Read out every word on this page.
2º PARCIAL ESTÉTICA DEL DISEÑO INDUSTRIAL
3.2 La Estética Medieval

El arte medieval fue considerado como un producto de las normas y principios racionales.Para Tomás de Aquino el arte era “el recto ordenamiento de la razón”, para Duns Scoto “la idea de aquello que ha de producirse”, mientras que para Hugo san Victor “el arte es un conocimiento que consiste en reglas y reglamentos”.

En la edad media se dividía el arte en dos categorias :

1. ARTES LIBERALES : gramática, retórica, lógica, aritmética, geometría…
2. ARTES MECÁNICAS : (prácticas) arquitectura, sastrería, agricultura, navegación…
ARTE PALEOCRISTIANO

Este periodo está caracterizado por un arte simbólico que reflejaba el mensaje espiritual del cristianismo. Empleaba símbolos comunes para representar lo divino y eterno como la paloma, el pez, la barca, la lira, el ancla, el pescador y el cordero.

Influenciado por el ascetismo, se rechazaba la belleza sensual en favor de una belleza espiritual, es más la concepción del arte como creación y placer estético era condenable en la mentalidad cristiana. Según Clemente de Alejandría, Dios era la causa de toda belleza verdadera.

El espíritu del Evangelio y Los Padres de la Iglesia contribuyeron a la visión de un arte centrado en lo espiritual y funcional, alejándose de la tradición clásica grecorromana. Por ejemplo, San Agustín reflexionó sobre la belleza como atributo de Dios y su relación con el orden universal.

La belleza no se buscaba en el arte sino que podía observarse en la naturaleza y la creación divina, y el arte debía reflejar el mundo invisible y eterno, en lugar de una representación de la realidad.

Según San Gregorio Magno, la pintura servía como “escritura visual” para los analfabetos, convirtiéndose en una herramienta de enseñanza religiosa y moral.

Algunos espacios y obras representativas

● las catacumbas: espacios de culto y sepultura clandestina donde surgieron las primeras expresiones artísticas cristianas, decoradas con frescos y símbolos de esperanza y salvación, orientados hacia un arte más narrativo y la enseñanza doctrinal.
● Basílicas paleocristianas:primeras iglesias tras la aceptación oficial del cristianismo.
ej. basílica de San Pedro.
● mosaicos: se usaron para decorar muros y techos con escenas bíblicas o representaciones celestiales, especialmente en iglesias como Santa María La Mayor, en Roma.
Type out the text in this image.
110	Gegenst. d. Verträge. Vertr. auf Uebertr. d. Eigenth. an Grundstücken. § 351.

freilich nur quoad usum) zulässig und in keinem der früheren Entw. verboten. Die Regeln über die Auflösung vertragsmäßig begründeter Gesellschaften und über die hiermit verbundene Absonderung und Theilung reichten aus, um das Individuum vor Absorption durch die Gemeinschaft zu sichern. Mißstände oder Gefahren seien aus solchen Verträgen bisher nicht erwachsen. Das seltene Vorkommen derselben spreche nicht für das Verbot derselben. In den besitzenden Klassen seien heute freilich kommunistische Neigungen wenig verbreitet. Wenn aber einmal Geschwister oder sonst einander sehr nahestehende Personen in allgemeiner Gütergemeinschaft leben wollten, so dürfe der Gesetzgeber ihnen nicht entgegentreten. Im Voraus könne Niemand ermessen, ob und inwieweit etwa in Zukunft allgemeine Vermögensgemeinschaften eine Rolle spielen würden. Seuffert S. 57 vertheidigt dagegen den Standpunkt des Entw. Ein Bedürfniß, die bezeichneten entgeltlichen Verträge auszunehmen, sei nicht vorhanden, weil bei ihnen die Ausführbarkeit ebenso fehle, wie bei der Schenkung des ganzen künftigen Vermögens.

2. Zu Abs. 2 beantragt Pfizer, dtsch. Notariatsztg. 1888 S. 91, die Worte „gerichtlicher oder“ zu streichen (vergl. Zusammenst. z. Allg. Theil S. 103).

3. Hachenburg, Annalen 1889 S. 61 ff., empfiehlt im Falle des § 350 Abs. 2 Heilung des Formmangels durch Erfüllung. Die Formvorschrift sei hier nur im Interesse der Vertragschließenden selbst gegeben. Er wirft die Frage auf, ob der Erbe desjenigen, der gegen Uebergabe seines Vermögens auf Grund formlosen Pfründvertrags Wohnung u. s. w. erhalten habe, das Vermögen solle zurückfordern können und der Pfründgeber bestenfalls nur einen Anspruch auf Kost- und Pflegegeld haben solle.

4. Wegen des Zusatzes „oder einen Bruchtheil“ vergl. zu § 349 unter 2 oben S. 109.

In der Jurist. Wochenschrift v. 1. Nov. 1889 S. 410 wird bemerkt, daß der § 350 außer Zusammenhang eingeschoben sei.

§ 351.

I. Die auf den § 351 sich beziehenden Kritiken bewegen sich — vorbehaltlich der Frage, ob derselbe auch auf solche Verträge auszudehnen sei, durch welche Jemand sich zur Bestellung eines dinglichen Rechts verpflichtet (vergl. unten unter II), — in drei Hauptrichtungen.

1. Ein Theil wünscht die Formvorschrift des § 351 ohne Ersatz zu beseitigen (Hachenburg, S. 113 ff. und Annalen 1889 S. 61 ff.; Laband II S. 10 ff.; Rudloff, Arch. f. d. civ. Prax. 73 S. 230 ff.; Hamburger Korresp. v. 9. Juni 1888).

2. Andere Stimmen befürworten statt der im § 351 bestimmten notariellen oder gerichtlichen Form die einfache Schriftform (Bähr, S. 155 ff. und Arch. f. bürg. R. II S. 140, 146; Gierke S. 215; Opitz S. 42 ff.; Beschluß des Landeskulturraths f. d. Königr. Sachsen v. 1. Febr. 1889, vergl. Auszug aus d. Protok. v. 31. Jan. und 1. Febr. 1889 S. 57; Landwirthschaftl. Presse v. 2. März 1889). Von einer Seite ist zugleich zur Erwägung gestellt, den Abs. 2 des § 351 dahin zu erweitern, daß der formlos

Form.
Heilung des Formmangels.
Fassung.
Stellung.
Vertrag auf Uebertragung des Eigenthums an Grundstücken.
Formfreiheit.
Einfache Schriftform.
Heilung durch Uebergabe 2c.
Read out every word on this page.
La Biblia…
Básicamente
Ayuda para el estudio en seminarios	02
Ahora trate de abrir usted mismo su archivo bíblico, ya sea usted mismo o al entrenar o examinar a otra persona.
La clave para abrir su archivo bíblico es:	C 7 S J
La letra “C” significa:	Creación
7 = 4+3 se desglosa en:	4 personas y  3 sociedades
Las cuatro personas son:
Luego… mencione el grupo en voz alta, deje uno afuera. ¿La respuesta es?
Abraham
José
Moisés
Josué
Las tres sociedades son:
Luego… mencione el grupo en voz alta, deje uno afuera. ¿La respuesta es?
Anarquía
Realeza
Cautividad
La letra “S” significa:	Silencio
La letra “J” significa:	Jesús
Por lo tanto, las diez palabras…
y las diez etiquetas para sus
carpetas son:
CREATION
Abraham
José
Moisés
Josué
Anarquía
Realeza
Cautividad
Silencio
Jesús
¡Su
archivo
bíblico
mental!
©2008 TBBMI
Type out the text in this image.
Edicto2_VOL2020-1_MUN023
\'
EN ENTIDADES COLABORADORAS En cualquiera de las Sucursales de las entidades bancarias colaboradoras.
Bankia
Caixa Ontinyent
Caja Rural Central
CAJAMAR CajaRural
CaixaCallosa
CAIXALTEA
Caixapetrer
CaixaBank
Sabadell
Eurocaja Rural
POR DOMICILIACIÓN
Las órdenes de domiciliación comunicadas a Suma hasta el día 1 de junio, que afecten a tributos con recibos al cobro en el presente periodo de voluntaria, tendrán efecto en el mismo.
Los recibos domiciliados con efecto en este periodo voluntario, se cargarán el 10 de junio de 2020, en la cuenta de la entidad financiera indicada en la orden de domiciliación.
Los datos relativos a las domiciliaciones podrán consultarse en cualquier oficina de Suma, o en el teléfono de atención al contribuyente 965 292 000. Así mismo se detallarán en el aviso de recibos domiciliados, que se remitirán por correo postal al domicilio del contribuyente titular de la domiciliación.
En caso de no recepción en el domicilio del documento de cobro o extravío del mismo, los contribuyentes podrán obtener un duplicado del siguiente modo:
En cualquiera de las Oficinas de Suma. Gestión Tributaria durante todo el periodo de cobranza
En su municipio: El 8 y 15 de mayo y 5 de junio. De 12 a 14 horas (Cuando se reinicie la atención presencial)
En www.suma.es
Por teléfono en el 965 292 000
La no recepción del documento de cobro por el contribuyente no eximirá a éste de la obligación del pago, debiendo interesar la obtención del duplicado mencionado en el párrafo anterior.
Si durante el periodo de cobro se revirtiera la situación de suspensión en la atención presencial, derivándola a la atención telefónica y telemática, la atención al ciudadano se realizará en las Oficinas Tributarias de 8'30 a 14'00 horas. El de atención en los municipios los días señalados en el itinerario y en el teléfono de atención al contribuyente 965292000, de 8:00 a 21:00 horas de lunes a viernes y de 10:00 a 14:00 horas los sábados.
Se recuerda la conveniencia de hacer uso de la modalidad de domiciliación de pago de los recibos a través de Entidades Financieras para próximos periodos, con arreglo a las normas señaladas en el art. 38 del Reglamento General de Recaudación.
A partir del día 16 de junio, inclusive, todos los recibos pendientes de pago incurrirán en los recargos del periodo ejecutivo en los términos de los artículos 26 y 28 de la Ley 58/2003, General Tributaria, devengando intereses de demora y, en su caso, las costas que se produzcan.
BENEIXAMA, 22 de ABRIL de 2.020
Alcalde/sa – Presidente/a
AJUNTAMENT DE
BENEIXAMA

§ **GIVEN EXERCISE**
Pick out the lines containing the word "Uebergabe" and show them.

§ **OUTPUT BELOW**
3. Hachenburg, Annalen 1889 S. 61 ff., empfiehlt im Falle des § 350 Abs. 2 Heilung des Formmangels durch Erfüllung. Die Formvorschrift sei hier nur im Interesse der Vertragschließenden selbst gegeben. Er wirft die Frage auf, ob der Erbe desjenigen, der gegen Uebergabe seines Vermögens auf Grund formlosen Pfründvertrags Wohnung u. s. w. erhalten habe, das Vermögen solle zurückfordern können und der Pfründgeber bestenfalls nur einen Anspruch auf Kost- und Pflegegeld haben solle.
Heilung durch Uebergabe 2c.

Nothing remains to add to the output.